# WORK REQUIRED
Report only how many lines hold the word "пунктом".

# ROWS

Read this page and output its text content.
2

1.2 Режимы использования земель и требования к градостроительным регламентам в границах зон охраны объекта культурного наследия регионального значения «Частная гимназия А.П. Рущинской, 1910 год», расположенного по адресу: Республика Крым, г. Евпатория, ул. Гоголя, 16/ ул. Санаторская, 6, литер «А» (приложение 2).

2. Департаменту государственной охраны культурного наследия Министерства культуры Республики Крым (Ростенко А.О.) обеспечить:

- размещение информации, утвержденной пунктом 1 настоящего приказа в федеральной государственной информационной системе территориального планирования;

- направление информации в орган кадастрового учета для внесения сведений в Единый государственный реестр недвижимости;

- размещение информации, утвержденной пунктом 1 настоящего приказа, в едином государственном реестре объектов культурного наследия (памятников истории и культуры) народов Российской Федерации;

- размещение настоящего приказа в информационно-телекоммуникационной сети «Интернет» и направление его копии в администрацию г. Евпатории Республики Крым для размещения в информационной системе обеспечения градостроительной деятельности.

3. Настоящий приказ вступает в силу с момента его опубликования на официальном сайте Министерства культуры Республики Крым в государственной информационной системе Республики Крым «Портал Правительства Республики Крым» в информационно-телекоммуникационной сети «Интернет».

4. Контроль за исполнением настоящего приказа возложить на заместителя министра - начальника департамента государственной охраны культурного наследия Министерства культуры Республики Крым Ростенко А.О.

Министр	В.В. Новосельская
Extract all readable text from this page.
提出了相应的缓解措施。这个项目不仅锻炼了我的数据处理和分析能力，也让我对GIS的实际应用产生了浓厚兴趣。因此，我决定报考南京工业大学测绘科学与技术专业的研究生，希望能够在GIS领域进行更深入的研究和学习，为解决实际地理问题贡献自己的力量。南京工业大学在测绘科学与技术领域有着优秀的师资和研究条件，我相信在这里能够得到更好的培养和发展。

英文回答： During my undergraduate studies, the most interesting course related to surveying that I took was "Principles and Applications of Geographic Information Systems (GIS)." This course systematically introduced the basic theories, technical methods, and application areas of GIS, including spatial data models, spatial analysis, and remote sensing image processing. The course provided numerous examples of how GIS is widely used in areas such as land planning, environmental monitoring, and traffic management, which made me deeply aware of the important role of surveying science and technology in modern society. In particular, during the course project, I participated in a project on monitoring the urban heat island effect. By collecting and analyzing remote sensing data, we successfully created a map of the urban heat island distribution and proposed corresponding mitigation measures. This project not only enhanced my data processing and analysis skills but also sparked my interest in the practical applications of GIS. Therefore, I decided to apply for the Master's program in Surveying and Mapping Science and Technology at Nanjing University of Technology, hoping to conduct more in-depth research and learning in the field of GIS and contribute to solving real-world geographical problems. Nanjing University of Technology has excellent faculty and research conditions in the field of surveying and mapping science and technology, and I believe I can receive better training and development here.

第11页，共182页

# SOLUTION FOR THIS TASK
2